**Problem statement:** Can you rewrite the panic attack guide from the words "Panic Attack vs" through "Attack Feel Like?", replacing "Gradual buildup" with "Slow buildup"?

Your heart starts racing. Your chest tightens. You can't breathe properly. You feel like something terrible is about to happen — or already is. Is this a panic attack? An anxiety attack? A heart problem?
Understanding what's happening in your body is the first step to managing it. This guide explains the difference between panic attacks and anxiety attacks, what they feel like, and exactly what to do when one happens.
Panic Attack vs Anxiety Attack: The Key Difference
These terms are often used interchangeably, but they describe different experiences:
| Feature | Panic Attack | Anxiety Attack |
|---|---|---|
| Onset | Sudden (peaks in minutes) | Gradual buildup |
| Trigger | Often no clear trigger | Usually a specific stressor |
| Intensity | Extreme, overwhelming | Moderate to high |
| Duration | 5–20 minutes | Hours or days |
| After it passes | Exhaustion, confusion | Lingering worry |
What Does a Panic Attack Feel Like?

(Page layout parsing data)
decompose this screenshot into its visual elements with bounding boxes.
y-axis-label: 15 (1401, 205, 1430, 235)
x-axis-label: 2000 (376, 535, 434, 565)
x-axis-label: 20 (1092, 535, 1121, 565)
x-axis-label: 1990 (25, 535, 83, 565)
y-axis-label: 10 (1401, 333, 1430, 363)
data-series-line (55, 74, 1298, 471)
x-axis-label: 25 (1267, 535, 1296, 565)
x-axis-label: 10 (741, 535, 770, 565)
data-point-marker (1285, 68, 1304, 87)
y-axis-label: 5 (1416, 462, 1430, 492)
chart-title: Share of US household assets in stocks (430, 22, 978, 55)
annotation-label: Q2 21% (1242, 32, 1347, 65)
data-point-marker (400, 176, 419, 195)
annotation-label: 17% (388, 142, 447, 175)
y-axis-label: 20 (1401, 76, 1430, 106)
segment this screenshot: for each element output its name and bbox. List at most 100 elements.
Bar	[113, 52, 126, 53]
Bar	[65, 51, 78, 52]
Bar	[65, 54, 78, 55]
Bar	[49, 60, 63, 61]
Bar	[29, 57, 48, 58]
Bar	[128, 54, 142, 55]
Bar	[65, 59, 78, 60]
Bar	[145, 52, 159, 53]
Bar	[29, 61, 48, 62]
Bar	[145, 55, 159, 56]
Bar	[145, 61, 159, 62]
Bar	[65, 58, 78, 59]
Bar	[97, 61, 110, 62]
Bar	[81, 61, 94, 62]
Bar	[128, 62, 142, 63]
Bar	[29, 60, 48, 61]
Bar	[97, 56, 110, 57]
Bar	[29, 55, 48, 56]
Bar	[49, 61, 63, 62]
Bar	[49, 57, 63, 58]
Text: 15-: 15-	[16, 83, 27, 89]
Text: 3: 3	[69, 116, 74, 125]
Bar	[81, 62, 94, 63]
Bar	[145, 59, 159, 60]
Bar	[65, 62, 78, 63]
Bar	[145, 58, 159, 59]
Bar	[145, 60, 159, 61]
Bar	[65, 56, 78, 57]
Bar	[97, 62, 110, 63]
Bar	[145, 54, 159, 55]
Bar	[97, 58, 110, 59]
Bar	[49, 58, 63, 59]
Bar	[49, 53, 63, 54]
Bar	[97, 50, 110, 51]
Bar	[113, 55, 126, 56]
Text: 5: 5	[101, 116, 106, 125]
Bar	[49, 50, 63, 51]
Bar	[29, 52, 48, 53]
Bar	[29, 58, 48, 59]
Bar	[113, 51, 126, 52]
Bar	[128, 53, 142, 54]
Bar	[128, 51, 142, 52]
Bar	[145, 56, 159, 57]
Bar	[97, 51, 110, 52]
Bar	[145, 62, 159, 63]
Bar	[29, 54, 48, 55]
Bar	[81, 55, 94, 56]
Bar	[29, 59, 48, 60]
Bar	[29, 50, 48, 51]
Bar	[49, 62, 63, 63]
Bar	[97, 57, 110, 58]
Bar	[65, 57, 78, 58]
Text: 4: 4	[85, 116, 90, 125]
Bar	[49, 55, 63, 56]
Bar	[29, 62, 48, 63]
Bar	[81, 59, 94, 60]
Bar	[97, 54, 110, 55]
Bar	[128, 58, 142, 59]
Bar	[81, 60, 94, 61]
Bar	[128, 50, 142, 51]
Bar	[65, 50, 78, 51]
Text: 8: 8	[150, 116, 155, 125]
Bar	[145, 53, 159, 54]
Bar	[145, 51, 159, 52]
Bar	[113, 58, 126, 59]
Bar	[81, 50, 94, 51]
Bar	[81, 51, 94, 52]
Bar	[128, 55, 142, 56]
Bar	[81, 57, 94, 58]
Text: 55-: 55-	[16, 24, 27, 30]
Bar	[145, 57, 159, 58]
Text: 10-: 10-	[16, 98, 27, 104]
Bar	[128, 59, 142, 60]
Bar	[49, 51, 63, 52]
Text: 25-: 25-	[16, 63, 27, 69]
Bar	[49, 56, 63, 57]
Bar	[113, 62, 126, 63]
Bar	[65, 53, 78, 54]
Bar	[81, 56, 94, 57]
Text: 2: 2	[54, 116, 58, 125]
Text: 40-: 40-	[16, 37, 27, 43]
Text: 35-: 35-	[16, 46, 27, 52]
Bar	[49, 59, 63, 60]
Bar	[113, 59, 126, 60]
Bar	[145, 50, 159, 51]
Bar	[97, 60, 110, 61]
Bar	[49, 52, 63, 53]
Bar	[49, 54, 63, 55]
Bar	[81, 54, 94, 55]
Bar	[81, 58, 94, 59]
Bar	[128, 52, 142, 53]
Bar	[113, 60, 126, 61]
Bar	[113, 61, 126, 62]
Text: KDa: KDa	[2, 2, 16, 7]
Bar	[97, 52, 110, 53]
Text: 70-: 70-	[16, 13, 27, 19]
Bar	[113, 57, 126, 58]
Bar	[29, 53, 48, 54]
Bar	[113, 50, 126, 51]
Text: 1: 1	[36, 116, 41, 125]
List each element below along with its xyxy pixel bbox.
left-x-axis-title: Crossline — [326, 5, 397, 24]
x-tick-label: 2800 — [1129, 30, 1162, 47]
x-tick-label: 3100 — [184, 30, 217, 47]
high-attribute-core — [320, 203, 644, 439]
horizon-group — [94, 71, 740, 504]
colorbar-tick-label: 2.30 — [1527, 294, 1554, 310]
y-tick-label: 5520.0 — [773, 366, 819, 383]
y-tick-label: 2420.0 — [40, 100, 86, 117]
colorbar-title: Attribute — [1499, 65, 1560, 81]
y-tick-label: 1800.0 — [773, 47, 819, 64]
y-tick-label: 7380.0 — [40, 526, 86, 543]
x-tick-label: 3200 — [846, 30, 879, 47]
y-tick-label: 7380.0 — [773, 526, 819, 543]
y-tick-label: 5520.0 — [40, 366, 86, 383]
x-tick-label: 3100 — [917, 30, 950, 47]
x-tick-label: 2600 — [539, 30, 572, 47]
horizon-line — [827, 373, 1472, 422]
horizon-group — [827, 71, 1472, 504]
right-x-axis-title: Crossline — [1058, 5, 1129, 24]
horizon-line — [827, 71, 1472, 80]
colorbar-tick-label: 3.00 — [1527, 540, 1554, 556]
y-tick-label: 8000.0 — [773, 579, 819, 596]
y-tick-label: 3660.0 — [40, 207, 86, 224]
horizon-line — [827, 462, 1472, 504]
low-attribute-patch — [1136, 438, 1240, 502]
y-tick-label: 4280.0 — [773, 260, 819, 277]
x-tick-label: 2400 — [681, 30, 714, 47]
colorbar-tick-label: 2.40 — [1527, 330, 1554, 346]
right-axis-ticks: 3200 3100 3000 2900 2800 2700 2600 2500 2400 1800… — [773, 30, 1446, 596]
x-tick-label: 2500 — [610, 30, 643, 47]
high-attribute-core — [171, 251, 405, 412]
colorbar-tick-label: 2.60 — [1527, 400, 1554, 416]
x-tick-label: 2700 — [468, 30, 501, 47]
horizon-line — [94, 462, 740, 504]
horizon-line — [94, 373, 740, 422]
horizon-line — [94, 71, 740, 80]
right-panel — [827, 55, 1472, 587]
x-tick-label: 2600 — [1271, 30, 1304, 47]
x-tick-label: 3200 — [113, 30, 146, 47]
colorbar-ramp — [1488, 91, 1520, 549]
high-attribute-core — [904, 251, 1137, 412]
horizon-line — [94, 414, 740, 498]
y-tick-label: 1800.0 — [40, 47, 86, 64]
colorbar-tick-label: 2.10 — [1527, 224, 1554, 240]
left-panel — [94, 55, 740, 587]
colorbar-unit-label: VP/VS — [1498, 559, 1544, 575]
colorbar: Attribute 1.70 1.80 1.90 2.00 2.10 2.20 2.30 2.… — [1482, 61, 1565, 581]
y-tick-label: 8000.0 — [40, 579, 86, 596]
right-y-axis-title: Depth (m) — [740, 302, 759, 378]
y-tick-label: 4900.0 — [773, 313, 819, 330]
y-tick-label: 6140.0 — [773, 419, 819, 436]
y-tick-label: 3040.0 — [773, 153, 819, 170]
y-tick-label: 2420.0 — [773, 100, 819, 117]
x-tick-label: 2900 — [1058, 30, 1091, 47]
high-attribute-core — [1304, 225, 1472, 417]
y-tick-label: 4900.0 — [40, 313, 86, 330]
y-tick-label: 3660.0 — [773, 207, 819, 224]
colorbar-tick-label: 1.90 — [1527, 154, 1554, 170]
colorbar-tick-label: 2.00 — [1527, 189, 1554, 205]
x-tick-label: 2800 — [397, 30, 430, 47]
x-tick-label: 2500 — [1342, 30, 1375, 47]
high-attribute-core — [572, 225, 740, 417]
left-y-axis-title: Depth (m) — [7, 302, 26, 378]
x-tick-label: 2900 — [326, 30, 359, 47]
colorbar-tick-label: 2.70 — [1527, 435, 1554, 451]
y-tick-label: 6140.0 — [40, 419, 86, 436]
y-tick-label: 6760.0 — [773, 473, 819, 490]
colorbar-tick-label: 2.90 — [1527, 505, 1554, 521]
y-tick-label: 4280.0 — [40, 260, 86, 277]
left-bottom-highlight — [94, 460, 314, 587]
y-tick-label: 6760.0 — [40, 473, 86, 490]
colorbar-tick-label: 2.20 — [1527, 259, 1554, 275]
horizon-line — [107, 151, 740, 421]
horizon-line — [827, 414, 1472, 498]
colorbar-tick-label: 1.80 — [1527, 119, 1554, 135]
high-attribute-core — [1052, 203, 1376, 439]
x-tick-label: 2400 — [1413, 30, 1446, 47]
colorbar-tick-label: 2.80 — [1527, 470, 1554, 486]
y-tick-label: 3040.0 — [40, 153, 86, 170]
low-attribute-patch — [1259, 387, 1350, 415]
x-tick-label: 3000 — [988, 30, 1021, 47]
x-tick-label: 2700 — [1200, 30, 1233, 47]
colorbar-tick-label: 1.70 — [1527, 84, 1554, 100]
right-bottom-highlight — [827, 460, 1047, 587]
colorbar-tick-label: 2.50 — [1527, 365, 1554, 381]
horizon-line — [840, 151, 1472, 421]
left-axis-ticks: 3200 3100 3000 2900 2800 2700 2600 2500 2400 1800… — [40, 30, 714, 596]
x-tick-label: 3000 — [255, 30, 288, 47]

**Task result:**
Panic Attack vs Anxiety Attack: The Key Difference
These terms are often used interchangeably, but they describe different experiences:
| Feature | Panic Attack | Anxiety Attack |
|---|---|---|
| Onset | Sudden (peaks in minutes) | Slow buildup |
| Trigger | Often no clear trigger | Usually a specific stressor |
| Intensity | Extreme, overwhelming | Moderate to high |
| Duration | 5–20 minutes | Hours or days |
| After it passes | Exhaustion, confusion | Lingering worry |
What Does a Panic Attack Feel Like?